• Task to carry out
Leave out the images; return the rest of the data exactly.

>> BEGIN Information given

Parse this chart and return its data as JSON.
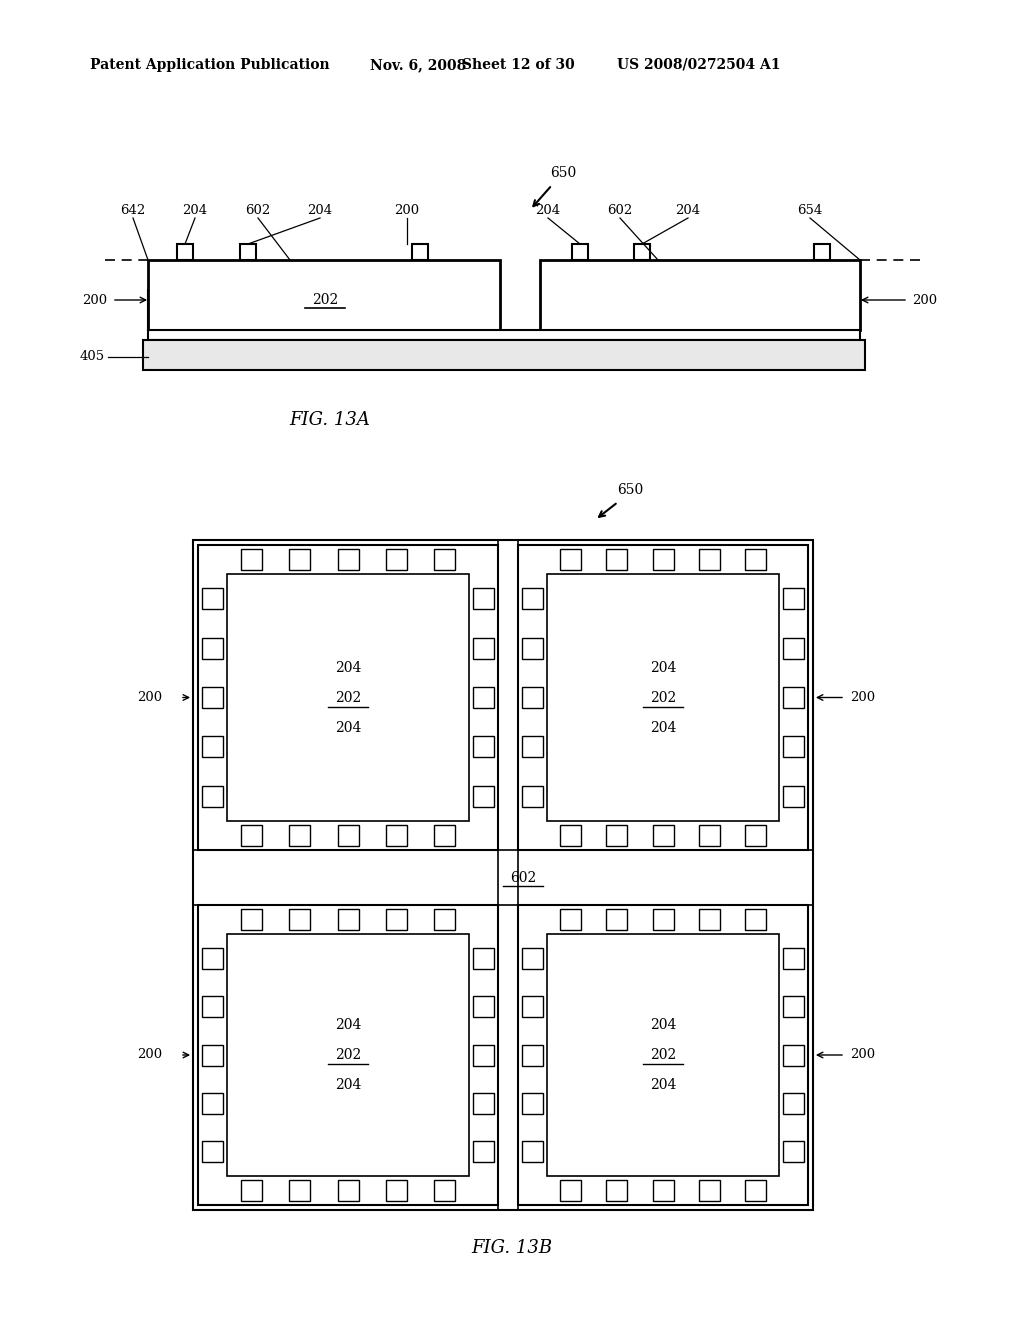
{
  "bg_color": "#ffffff",
  "header_text": "Patent Application Publication",
  "header_date": "Nov. 6, 2008",
  "header_sheet": "Sheet 12 of 30",
  "header_patent": "US 2008/0272504 A1",
  "fig13a_label": "FIG. 13A",
  "fig13b_label": "FIG. 13B",
  "line_color": "#000000"
}
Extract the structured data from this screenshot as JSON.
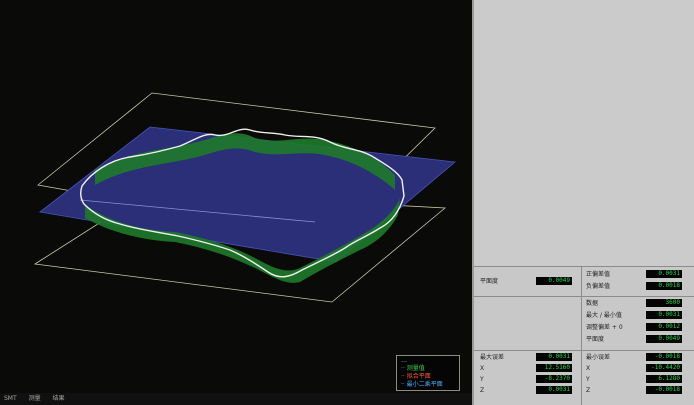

>> END Information given

• Expected output
Parse this chart and return its data as JSON.
{
  "bg_color": "#ffffff",
  "header_text": "Patent Application Publication",
  "header_date": "Nov. 6, 2008",
  "header_sheet": "Sheet 12 of 30",
  "header_patent": "US 2008/0272504 A1",
  "fig13a_label": "FIG. 13A",
  "fig13b_label": "FIG. 13B",
  "line_color": "#000000"
}
Extract the structured data from this screenshot as JSON.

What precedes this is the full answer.